* START GIVEN INFORMATION *

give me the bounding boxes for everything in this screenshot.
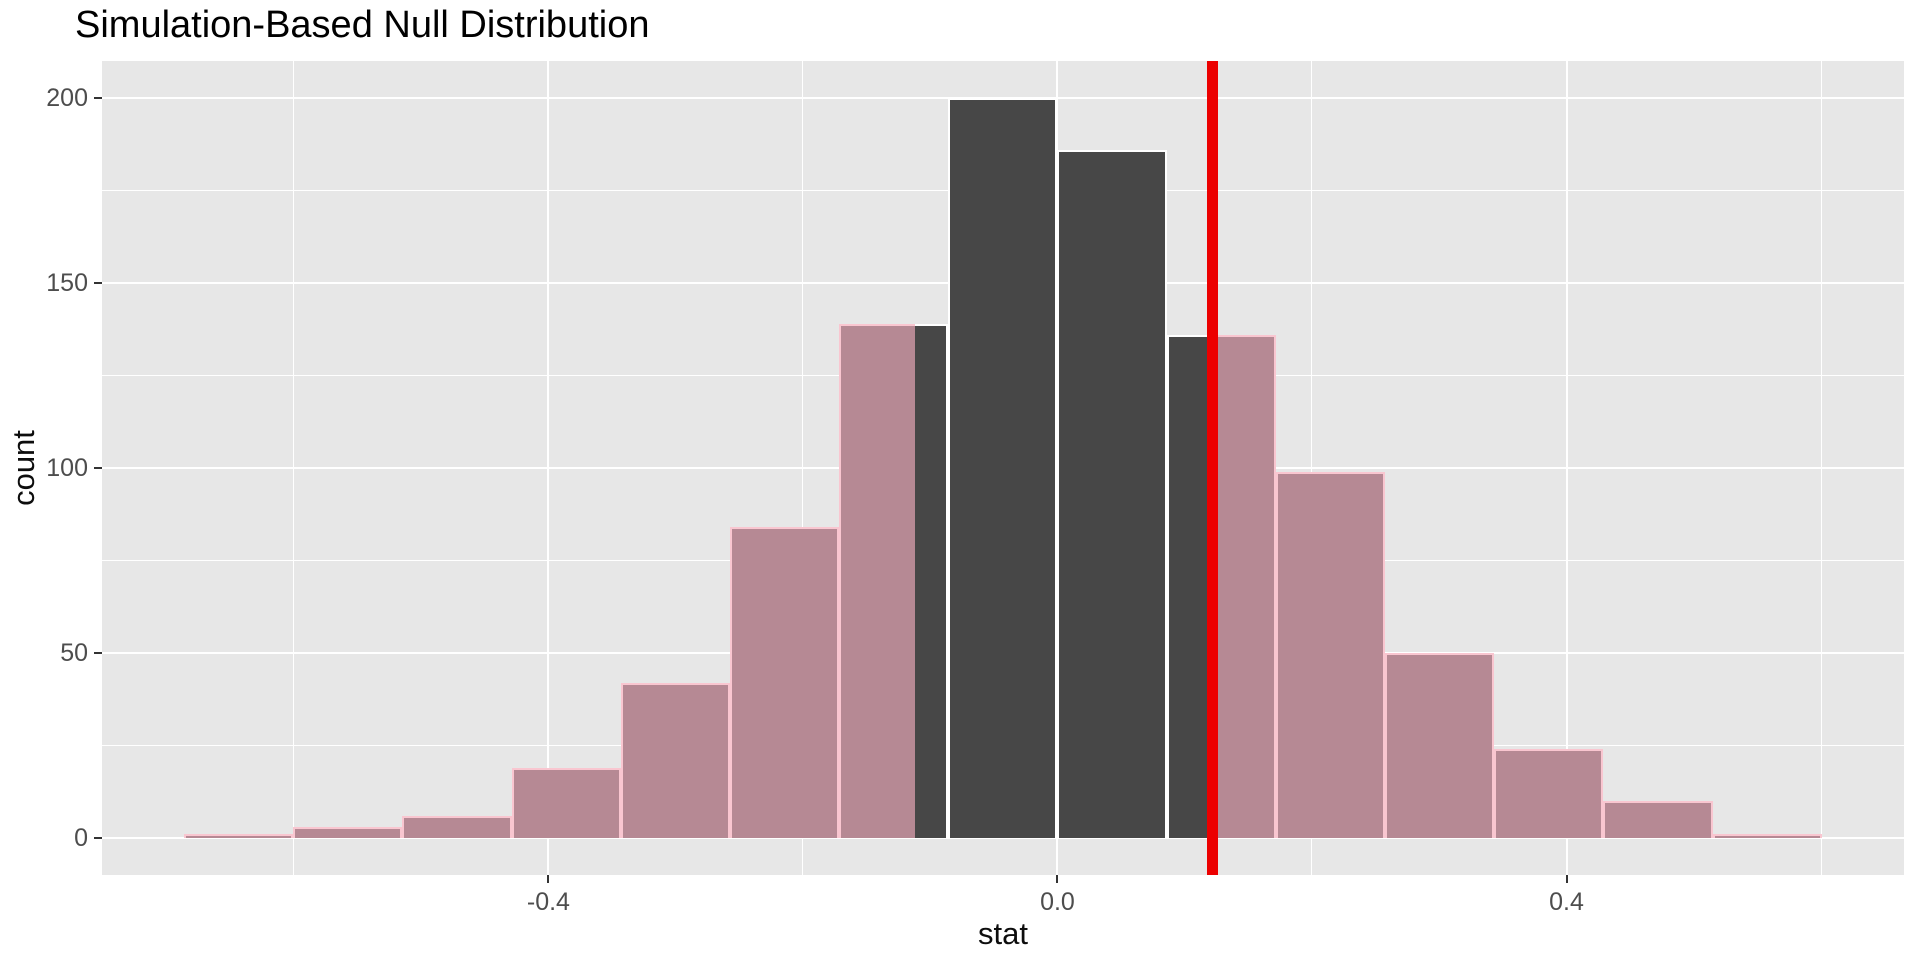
histogram-bar-shaded	[1603, 801, 1713, 838]
y-axis-title: count	[6, 430, 41, 506]
y-tick-label: 200	[46, 84, 88, 112]
plot-title: Simulation-Based Null Distribution	[75, 4, 650, 46]
y-tick-label: 0	[74, 824, 88, 852]
histogram-bar	[914, 323, 949, 838]
x-major-gridline	[1565, 61, 1568, 875]
histogram-bar-shaded	[1212, 334, 1276, 838]
y-tick-label: 100	[46, 454, 88, 482]
y-major-gridline	[102, 837, 1904, 839]
histogram-bar	[948, 98, 1058, 838]
x-axis-title: stat	[978, 916, 1028, 951]
histogram-bar	[1057, 149, 1167, 838]
x-tick-mark	[1565, 875, 1568, 883]
y-tick-label: 150	[46, 269, 88, 297]
x-tick-mark	[1056, 875, 1059, 883]
histogram-bar-shaded	[402, 815, 512, 838]
plot-panel	[102, 61, 1904, 875]
y-tick-mark	[94, 652, 102, 654]
y-tick-mark	[94, 467, 102, 469]
histogram-bar-shaded	[1494, 749, 1604, 838]
x-tick-mark	[547, 875, 550, 883]
histogram-bar-shaded	[839, 323, 915, 838]
histogram-bar-shaded	[729, 527, 840, 838]
histogram-bar-shaded	[1275, 471, 1386, 838]
observed-stat-line	[1207, 61, 1219, 875]
y-tick-label: 50	[60, 639, 88, 667]
y-tick-mark	[94, 837, 102, 839]
histogram-bar-shaded	[620, 682, 730, 838]
x-major-gridline	[547, 61, 550, 875]
y-tick-mark	[94, 97, 102, 99]
histogram-bar-shaded	[511, 767, 621, 838]
x-tick-label: 0.4	[1549, 888, 1584, 916]
histogram-bar-shaded	[1385, 653, 1495, 838]
x-tick-label: 0.0	[1040, 888, 1075, 916]
histogram-bar	[1166, 334, 1213, 838]
histogram-bar-shaded	[183, 834, 294, 838]
x-tick-label: -0.4	[526, 888, 570, 916]
histogram-bar-shaded	[293, 826, 403, 838]
y-tick-mark	[94, 282, 102, 284]
histogram-bar-shaded	[1712, 834, 1822, 838]
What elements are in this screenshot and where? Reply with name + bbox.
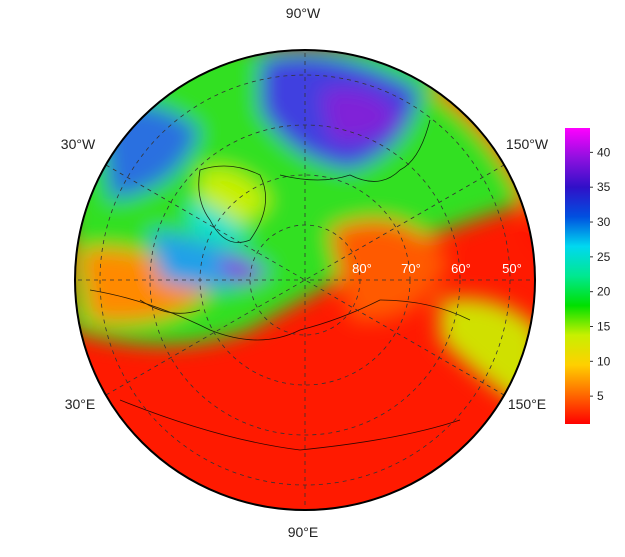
colorbar-tick-label: 35	[597, 180, 611, 194]
colorbar-tick-label: 25	[597, 250, 611, 264]
field	[75, 50, 535, 510]
colorbar-tick-label: 40	[597, 145, 611, 159]
latitude-label: 70°	[401, 261, 421, 276]
colorbar-tick-label: 5	[597, 389, 604, 403]
colorbar-tick-label: 10	[597, 354, 611, 368]
latitude-label: 60°	[451, 261, 471, 276]
map-border	[74, 49, 536, 511]
colorbar-scale	[565, 128, 590, 424]
colorbar-tick-label: 15	[597, 319, 611, 333]
longitude-label: 150°W	[506, 136, 549, 152]
latitude-label: 80°	[352, 261, 372, 276]
longitude-label: 30°W	[61, 136, 96, 152]
longitude-label: 90°W	[286, 5, 321, 21]
colorbar: 5 10 15 20 25 30 35 40	[565, 128, 611, 424]
colorbar-tick-label: 20	[597, 285, 611, 299]
longitude-label: 150°E	[508, 396, 546, 412]
longitude-label: 30°E	[65, 396, 96, 412]
latitude-label: 50°	[502, 261, 522, 276]
longitude-label: 90°E	[288, 524, 319, 540]
colorbar-tick-label: 30	[597, 215, 611, 229]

* END GIVEN INFORMATION *

◆ **CHALLENGE**:
How many lines of the records above contain the string "mark"? Matching is case-sensitive; reply with the number only.

◆ **OUTPUT OF THE TASK**:
8